**TASK:** Set down the material below word for word, excluding the pictures.

**THE DATA:**
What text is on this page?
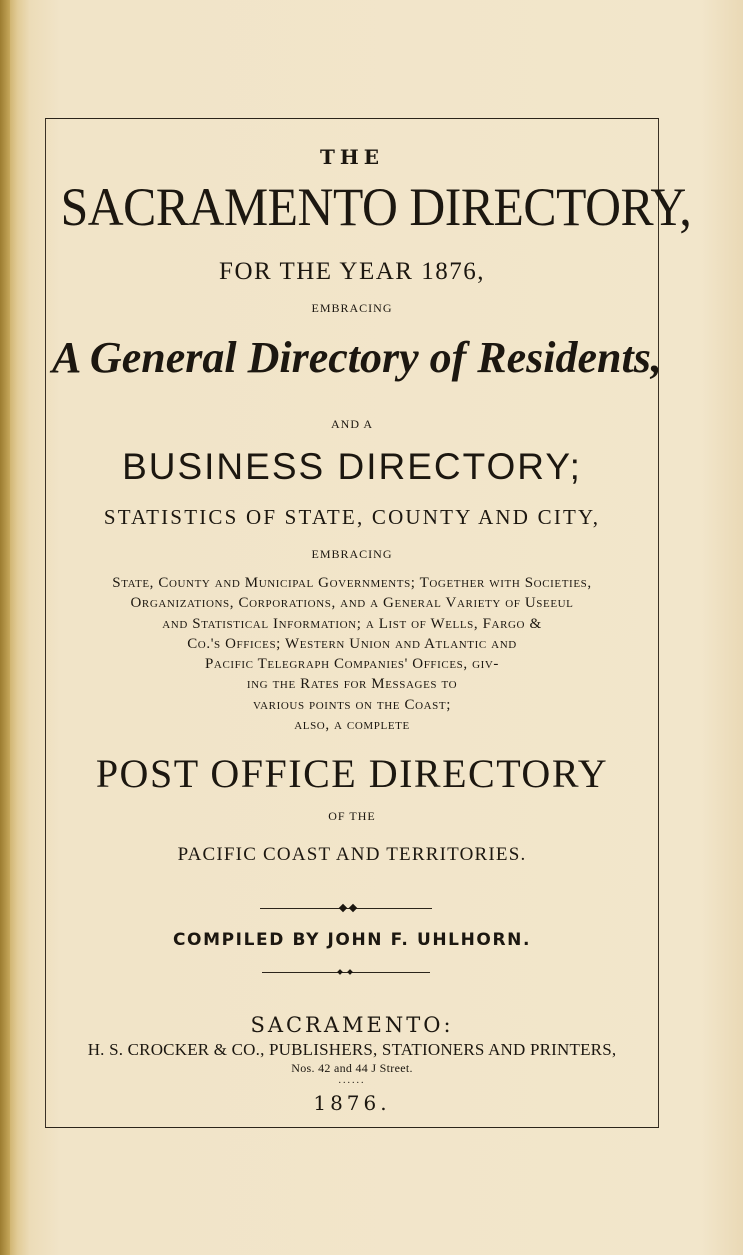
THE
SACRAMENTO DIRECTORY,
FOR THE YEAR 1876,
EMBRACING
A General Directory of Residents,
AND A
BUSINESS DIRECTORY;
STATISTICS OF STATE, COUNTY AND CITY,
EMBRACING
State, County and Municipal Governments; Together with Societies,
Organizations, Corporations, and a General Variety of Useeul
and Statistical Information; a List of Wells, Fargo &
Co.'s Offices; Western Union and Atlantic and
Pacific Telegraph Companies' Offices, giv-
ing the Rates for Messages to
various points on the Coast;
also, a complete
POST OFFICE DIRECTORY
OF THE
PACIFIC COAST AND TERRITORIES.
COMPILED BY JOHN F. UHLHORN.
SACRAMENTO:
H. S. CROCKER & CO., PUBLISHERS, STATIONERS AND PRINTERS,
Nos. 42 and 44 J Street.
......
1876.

**ANSWER TO THIS TASK:**
What text is on this page?
THE
SACRAMENTO DIRECTORY,
FOR THE YEAR 1876,
EMBRACING
A General Directory of Residents,
AND A
BUSINESS DIRECTORY;
STATISTICS OF STATE, COUNTY AND CITY,
EMBRACING
State, County and Municipal Governments; Together with Societies,
Organizations, Corporations, and a General Variety of Useeul
and Statistical Information; a List of Wells, Fargo &
Co.'s Offices; Western Union and Atlantic and
Pacific Telegraph Companies' Offices, giv-
ing the Rates for Messages to
various points on the Coast;
also, a complete
POST OFFICE DIRECTORY
OF THE
PACIFIC COAST AND TERRITORIES.
COMPILED BY JOHN F. UHLHORN.
SACRAMENTO:
H. S. CROCKER & CO., PUBLISHERS, STATIONERS AND PRINTERS,
Nos. 42 and 44 J Street.
......
1876.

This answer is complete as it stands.